- **What you are asked to do**
Output the data that follows exactly, line for line.

- **Record set**
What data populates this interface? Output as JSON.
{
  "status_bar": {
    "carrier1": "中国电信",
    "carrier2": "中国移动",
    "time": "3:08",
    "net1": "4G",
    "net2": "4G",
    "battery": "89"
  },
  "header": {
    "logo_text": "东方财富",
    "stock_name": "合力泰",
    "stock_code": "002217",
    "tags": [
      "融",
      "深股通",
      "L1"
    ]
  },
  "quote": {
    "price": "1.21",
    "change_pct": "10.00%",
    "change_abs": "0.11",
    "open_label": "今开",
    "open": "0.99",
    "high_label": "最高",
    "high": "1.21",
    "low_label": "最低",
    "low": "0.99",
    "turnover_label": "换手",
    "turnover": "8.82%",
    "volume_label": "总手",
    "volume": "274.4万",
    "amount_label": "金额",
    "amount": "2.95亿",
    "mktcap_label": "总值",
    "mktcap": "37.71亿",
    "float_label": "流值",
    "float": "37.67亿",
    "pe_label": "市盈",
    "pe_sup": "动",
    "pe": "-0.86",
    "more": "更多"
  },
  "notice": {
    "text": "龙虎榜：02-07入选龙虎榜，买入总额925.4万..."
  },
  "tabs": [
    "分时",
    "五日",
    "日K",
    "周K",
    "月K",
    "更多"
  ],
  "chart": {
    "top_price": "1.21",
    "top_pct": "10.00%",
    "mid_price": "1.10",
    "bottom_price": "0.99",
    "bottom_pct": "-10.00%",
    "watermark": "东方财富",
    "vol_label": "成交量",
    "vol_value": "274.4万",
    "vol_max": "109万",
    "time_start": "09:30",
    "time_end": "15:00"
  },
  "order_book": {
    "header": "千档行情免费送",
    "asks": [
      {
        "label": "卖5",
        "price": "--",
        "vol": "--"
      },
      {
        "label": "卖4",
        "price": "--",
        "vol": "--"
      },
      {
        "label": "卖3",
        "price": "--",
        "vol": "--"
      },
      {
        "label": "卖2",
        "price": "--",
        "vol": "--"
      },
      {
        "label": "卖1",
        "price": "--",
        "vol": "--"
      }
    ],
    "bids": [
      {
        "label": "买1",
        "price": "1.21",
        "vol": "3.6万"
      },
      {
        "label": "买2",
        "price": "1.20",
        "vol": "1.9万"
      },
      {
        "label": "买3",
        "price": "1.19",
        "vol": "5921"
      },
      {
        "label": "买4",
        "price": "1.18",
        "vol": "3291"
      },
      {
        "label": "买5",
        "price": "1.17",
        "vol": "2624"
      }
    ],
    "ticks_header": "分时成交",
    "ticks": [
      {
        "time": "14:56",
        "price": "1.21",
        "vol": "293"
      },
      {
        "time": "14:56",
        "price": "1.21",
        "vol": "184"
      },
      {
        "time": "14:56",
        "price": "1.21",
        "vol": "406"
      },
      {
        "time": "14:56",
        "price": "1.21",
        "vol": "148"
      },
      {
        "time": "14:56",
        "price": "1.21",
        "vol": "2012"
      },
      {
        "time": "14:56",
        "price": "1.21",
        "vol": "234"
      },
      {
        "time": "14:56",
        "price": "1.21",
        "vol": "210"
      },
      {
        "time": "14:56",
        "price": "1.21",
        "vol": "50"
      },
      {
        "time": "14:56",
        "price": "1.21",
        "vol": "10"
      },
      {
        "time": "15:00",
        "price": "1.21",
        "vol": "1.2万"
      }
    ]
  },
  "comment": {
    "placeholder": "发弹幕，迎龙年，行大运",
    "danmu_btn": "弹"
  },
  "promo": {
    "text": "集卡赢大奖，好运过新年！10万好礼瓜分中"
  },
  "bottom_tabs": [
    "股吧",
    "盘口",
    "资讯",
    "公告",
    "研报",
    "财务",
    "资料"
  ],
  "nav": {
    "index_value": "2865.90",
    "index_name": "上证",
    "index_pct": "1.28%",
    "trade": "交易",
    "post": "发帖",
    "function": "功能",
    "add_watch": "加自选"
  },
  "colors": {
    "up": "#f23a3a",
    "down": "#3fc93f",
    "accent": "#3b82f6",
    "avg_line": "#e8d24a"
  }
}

- **Reply**
What data populates this interface? Output as JSON.
{
  "status_bar": {
    "carrier1": "中国电信",
    "carrier2": "中国移动",
    "time": "3:08",
    "net1": "4G",
    "net2": "4G",
    "battery": "89"
  },
  "header": {
    "logo_text": "东方财富",
    "stock_name": "合力泰",
    "stock_code": "002217",
    "tags": [
      "融",
      "深股通",
      "L1"
    ]
  },
  "quote": {
    "price": "1.21",
    "change_pct": "10.00%",
    "change_abs": "0.11",
    "open_label": "今开",
    "open": "0.99",
    "high_label": "最高",
    "high": "1.21",
    "low_label": "最低",
    "low": "0.99",
    "turnover_label": "换手",
    "turnover": "8.82%",
    "volume_label": "总手",
    "volume": "274.4万",
    "amount_label": "金额",
    "amount": "2.95亿",
    "mktcap_label": "总值",
    "mktcap": "37.71亿",
    "float_label": "流值",
    "float": "37.67亿",
    "pe_label": "市盈",
    "pe_sup": "动",
    "pe": "-0.86",
    "more": "更多"
  },
  "notice": {
    "text": "龙虎榜：02-07入选龙虎榜，买入总额925.4万..."
  },
  "tabs": [
    "分时",
    "五日",
    "日K",
    "周K",
    "月K",
    "更多"
  ],
  "chart": {
    "top_price": "1.21",
    "top_pct": "10.00%",
    "mid_price": "1.10",
    "bottom_price": "0.99",
    "bottom_pct": "-10.00%",
    "watermark": "东方财富",
    "vol_label": "成交量",
    "vol_value": "274.4万",
    "vol_max": "109万",
    "time_start": "09:30",
    "time_end": "15:00"
  },
  "order_book": {
    "header": "千档行情免费送",
    "asks": [
      {
        "label": "卖5",
        "price": "--",
        "vol": "--"
      },
      {
        "label": "卖4",
        "price": "--",
        "vol": "--"
      },
      {
        "label": "卖3",
        "price": "--",
        "vol": "--"
      },
      {
        "label": "卖2",
        "price": "--",
        "vol": "--"
      },
      {
        "label": "卖1",
        "price": "--",
        "vol": "--"
      }
    ],
    "bids": [
      {
        "label": "买1",
        "price": "1.21",
        "vol": "3.6万"
      },
      {
        "label": "买2",
        "price": "1.20",
        "vol": "1.9万"
      },
      {
        "label": "买3",
        "price": "1.19",
        "vol": "5921"
      },
      {
        "label": "买4",
        "price": "1.18",
        "vol": "3291"
      },
      {
        "label": "买5",
        "price": "1.17",
        "vol": "2624"
      }
    ],
    "ticks_header": "分时成交",
    "ticks": [
      {
        "time": "14:56",
        "price": "1.21",
        "vol": "293"
      },
      {
        "time": "14:56",
        "price": "1.21",
        "vol": "184"
      },
      {
        "time": "14:56",
        "price": "1.21",
        "vol": "406"
      },
      {
        "time": "14:56",
        "price": "1.21",
        "vol": "148"
      },
      {
        "time": "14:56",
        "price": "1.21",
        "vol": "2012"
      },
      {
        "time": "14:56",
        "price": "1.21",
        "vol": "234"
      },
      {
        "time": "14:56",
        "price": "1.21",
        "vol": "210"
      },
      {
        "time": "14:56",
        "price": "1.21",
        "vol": "50"
      },
      {
        "time": "14:56",
        "price": "1.21",
        "vol": "10"
      },
      {
        "time": "15:00",
        "price": "1.21",
        "vol": "1.2万"
      }
    ]
  },
  "comment": {
    "placeholder": "发弹幕，迎龙年，行大运",
    "danmu_btn": "弹"
  },
  "promo": {
    "text": "集卡赢大奖，好运过新年！10万好礼瓜分中"
  },
  "bottom_tabs": [
    "股吧",
    "盘口",
    "资讯",
    "公告",
    "研报",
    "财务",
    "资料"
  ],
  "nav": {
    "index_value": "2865.90",
    "index_name": "上证",
    "index_pct": "1.28%",
    "trade": "交易",
    "post": "发帖",
    "function": "功能",
    "add_watch": "加自选"
  },
  "colors": {
    "up": "#f23a3a",
    "down": "#3fc93f",
    "accent": "#3b82f6",
    "avg_line": "#e8d24a"
  }
}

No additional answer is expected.